Given problem:
Collect each line holding the string "咨询电话".

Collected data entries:
○ ○ ○ ○

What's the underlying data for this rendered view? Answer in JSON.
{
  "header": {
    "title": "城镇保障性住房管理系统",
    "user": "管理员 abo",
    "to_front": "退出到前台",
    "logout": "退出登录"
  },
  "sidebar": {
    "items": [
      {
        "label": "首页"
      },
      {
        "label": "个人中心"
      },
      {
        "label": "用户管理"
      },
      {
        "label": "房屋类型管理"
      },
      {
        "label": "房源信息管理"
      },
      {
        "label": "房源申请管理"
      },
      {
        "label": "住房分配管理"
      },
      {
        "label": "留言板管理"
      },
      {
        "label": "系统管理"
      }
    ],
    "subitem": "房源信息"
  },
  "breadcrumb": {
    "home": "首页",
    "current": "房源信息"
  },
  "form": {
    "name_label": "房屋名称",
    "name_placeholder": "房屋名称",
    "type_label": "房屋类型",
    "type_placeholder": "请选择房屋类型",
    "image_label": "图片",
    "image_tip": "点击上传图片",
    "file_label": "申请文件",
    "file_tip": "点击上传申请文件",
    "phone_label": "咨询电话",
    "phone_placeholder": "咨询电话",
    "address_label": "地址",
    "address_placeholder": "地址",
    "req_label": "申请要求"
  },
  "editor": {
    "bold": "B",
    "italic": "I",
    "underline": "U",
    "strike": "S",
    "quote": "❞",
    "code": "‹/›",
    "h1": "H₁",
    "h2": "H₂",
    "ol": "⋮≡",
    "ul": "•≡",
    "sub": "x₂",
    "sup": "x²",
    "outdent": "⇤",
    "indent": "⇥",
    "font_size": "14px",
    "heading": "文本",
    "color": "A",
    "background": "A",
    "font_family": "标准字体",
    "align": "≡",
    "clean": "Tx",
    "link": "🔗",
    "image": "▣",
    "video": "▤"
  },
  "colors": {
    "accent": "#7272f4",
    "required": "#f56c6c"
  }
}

○ ○ ○ ○

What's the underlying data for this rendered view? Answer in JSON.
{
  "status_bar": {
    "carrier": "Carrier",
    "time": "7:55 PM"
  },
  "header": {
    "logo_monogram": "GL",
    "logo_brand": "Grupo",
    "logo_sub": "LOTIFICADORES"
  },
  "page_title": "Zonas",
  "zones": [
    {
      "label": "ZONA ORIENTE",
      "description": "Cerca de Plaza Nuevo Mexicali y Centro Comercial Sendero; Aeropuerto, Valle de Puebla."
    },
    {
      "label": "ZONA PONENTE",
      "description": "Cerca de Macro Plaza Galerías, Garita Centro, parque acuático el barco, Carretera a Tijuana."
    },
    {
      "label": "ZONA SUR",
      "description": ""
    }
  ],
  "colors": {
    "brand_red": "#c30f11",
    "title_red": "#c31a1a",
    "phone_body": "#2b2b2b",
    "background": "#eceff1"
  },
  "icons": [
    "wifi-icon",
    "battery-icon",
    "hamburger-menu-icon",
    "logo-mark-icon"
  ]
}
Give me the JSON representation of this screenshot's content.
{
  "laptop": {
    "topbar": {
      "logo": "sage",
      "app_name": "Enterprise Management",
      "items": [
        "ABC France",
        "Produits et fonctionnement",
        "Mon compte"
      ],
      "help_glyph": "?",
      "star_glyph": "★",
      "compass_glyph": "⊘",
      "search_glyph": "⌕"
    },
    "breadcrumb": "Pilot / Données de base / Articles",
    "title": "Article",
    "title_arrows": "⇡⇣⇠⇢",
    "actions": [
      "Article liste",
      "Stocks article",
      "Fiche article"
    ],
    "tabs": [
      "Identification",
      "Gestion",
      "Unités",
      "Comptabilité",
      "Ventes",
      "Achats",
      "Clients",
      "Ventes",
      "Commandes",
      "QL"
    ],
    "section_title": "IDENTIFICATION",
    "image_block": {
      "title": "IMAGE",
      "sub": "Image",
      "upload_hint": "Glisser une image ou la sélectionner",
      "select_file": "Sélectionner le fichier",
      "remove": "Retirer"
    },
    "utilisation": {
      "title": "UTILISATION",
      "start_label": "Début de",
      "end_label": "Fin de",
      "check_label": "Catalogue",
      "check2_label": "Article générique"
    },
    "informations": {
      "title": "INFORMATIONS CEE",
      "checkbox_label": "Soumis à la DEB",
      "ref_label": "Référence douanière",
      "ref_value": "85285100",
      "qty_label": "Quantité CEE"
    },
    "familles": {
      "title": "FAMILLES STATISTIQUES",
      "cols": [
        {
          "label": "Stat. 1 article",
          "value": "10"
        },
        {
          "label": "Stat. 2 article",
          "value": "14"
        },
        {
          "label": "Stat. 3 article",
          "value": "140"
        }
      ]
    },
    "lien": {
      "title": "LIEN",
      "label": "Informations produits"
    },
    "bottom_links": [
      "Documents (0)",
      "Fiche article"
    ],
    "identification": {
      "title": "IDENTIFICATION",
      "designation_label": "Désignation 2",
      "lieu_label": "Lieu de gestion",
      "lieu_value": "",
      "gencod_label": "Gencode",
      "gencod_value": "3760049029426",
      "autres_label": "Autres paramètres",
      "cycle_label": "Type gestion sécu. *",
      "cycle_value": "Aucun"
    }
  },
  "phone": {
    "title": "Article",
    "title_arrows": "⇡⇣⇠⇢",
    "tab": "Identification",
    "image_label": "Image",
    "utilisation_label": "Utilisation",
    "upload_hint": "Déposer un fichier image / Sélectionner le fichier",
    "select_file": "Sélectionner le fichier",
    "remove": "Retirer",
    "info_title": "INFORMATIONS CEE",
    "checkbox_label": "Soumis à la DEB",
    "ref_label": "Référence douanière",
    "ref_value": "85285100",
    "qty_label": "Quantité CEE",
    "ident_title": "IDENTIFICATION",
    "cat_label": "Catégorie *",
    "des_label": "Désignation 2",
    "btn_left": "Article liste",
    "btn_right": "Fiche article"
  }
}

○ ○ ○ ○

Result:
    "phone_label": "咨询电话",
    "phone_placeholder": "咨询电话",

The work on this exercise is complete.